### [GIVEN EXERCISE]
Select all lines holding the word "πρὸς" from the entries that follow.
-=-=-
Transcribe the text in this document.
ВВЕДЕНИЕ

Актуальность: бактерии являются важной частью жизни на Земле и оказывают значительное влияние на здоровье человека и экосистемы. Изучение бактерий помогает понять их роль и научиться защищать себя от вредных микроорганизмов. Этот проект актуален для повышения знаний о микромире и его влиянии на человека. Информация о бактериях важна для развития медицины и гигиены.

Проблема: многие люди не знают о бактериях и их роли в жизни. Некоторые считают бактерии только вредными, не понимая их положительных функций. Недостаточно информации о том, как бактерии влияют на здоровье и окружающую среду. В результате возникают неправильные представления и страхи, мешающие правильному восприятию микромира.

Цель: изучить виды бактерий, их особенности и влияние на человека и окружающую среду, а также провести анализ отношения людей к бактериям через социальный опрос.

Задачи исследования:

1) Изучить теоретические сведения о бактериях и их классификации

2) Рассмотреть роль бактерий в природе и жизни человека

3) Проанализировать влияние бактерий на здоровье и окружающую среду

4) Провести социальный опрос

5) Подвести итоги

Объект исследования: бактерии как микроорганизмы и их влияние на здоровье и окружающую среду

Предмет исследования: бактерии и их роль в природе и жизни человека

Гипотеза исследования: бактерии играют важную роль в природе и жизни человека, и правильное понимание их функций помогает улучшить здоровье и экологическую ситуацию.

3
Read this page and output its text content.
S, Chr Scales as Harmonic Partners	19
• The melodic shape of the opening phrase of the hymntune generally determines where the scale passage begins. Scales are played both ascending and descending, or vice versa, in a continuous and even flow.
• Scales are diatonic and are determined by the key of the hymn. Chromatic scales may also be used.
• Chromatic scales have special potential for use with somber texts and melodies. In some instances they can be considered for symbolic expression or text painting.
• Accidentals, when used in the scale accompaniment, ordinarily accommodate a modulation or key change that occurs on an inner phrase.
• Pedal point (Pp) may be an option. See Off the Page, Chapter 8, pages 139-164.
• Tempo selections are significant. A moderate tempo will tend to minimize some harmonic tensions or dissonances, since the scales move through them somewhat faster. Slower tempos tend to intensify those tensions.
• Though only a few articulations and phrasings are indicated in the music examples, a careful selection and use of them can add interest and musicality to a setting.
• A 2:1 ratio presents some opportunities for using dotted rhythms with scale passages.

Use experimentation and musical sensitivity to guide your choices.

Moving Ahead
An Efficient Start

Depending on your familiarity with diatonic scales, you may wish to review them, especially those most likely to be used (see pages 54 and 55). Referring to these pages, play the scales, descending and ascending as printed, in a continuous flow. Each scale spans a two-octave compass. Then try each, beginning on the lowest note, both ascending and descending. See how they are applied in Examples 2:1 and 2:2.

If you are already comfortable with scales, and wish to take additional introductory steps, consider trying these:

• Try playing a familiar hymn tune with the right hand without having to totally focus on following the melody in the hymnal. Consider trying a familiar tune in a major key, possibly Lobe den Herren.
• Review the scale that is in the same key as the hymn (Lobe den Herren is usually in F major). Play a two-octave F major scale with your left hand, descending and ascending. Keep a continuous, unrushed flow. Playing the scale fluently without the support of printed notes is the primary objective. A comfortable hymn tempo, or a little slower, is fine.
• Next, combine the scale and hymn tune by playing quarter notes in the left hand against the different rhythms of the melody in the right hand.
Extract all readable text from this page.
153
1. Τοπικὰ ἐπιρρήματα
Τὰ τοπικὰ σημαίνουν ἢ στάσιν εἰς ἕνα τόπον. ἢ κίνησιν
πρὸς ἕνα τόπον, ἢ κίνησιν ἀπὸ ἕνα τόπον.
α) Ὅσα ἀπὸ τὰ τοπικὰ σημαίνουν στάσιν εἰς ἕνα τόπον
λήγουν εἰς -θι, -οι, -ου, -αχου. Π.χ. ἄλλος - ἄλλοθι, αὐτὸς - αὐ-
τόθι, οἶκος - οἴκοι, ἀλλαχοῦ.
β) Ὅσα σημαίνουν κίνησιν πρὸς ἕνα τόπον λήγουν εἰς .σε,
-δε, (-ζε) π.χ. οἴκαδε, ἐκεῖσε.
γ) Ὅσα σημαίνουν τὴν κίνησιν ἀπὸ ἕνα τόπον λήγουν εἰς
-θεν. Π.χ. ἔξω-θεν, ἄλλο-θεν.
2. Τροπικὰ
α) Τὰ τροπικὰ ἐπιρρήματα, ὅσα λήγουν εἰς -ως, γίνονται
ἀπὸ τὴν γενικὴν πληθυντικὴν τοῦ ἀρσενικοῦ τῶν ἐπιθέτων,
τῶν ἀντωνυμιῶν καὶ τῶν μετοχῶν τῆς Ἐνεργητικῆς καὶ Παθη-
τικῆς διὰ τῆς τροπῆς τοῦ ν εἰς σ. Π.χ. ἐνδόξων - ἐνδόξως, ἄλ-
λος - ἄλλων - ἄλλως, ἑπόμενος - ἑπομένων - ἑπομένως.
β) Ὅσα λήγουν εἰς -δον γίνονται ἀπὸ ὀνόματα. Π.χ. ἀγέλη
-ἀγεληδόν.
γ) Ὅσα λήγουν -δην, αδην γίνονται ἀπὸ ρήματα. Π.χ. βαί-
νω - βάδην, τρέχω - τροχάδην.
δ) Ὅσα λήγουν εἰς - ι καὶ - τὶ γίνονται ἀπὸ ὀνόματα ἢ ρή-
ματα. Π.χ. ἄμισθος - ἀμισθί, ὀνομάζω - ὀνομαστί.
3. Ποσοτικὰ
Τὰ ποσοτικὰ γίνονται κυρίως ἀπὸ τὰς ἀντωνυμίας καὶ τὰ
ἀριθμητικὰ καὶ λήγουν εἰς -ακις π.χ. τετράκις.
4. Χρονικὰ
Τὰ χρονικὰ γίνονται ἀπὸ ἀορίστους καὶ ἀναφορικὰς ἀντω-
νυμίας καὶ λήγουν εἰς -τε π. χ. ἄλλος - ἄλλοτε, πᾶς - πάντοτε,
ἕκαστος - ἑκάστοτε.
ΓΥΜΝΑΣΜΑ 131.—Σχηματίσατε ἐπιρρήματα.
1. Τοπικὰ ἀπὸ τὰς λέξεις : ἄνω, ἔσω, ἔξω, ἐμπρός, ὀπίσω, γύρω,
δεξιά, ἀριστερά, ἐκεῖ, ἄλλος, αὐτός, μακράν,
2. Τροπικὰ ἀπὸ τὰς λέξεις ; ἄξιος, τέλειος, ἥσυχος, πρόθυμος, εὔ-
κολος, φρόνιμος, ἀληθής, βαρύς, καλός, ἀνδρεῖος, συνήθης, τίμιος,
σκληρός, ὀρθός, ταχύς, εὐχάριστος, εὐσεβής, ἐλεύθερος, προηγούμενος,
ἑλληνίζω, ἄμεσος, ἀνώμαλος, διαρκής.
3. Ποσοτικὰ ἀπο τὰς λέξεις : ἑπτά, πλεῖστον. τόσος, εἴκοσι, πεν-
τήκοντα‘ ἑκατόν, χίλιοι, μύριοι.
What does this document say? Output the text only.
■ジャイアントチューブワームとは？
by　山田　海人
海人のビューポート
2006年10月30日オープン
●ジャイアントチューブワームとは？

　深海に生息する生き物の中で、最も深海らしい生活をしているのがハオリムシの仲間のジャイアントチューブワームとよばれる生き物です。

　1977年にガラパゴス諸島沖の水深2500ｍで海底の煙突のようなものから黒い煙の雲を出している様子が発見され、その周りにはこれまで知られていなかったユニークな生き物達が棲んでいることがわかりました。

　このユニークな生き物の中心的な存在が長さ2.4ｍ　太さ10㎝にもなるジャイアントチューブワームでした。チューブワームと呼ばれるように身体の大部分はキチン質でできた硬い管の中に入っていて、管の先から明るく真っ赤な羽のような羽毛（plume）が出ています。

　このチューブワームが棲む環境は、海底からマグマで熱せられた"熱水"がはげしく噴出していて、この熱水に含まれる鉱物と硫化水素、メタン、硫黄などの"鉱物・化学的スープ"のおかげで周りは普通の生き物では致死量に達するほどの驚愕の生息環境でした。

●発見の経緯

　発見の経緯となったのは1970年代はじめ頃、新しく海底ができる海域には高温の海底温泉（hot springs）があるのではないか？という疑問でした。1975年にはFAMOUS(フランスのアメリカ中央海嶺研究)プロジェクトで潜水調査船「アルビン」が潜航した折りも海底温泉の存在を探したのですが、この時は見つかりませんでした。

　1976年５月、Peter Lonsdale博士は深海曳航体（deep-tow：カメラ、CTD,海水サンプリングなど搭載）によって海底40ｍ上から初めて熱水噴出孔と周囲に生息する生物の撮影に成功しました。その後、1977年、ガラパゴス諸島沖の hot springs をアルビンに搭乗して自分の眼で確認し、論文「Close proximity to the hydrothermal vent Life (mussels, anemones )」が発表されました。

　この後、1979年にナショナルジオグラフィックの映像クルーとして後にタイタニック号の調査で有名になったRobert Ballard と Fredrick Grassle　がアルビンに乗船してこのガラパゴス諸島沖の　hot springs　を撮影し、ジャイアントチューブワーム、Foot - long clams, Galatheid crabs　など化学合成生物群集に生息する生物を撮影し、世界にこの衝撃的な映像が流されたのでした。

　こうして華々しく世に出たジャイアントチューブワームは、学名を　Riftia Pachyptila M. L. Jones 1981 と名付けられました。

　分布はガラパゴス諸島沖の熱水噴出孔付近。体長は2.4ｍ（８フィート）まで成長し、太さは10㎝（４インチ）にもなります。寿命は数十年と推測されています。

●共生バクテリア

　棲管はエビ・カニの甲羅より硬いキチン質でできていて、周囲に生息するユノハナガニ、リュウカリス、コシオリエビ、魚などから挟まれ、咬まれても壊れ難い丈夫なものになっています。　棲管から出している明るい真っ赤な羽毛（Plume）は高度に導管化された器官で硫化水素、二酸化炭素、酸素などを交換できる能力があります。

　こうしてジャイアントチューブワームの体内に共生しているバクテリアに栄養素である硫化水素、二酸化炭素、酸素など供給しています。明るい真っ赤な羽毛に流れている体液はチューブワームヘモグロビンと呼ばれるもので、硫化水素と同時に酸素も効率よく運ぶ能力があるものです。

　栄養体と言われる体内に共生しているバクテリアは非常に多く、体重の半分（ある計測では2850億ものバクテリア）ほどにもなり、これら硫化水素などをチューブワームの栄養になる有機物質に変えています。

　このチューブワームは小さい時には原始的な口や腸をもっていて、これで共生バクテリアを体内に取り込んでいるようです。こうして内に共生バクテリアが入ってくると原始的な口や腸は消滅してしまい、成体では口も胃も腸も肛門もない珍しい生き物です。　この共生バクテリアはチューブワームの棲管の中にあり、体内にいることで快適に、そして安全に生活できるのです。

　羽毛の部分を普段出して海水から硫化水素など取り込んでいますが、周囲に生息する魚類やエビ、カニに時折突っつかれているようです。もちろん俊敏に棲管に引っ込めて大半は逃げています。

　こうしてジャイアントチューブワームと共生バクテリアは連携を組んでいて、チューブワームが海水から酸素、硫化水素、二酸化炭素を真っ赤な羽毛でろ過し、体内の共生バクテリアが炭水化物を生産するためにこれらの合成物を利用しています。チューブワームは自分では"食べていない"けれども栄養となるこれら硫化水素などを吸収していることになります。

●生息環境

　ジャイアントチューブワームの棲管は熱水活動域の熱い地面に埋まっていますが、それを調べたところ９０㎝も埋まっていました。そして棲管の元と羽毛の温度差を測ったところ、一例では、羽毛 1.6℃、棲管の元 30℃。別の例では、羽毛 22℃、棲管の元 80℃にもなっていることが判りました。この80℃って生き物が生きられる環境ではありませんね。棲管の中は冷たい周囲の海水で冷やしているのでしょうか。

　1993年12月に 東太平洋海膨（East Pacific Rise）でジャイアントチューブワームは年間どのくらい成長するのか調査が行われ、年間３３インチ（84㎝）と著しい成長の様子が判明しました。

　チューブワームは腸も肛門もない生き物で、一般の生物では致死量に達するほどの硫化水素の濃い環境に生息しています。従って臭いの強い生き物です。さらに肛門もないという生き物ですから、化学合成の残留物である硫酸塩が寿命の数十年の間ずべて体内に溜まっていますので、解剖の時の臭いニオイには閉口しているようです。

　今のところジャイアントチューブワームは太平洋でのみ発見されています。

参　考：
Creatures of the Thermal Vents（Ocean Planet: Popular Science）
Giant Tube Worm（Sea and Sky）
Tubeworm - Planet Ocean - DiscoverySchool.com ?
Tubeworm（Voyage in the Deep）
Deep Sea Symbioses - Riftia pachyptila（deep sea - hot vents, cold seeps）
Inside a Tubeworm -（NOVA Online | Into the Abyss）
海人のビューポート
-=-=-
### [RESULT]
πρὸς ἕνα τόπον, ἢ κίνησιν ἀπὸ ἕνα τόπον.
β) Ὅσα σημαίνουν κίνησιν πρὸς ἕνα τόπον λήγουν εἰς .σε,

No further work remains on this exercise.